## Records for the task
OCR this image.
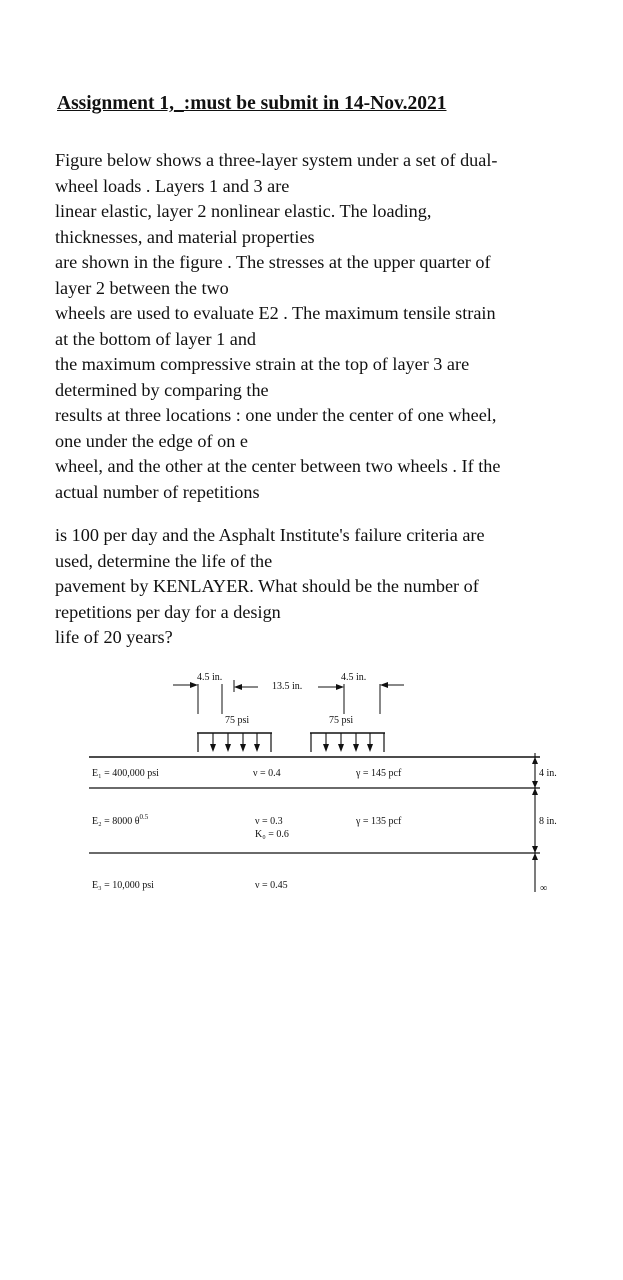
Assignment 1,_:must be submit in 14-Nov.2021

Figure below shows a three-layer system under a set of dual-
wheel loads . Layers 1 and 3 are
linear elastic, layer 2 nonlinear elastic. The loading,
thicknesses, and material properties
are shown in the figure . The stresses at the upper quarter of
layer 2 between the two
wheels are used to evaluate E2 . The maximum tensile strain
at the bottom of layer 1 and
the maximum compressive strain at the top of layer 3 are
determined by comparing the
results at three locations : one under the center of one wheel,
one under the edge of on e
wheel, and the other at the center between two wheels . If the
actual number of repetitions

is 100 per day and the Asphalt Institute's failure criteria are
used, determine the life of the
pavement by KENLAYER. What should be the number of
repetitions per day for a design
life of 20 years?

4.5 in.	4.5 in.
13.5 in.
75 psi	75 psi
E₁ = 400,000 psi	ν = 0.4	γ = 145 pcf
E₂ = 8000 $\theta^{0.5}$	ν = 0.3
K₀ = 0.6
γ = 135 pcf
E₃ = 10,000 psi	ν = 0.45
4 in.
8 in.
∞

## Directions
Pictures in the records should not appear in your copy, but everything else must be transcribed exactly.

## Full answer
OCR this image.
Assignment 1,_:must be submit in 14-Nov.2021

Figure below shows a three-layer system under a set of dual-
wheel loads . Layers 1 and 3 are
linear elastic, layer 2 nonlinear elastic. The loading,
thicknesses, and material properties
are shown in the figure . The stresses at the upper quarter of
layer 2 between the two
wheels are used to evaluate E2 . The maximum tensile strain
at the bottom of layer 1 and
the maximum compressive strain at the top of layer 3 are
determined by comparing the
results at three locations : one under the center of one wheel,
one under the edge of on e
wheel, and the other at the center between two wheels . If the
actual number of repetitions

is 100 per day and the Asphalt Institute's failure criteria are
used, determine the life of the
pavement by KENLAYER. What should be the number of
repetitions per day for a design
life of 20 years?

4.5 in.	4.5 in.
13.5 in.
75 psi	75 psi
E₁ = 400,000 psi	ν = 0.4	γ = 145 pcf
E₂ = 8000 $\theta^{0.5}$	ν = 0.3
K₀ = 0.6
γ = 135 pcf
E₃ = 10,000 psi	ν = 0.45
4 in.
8 in.
∞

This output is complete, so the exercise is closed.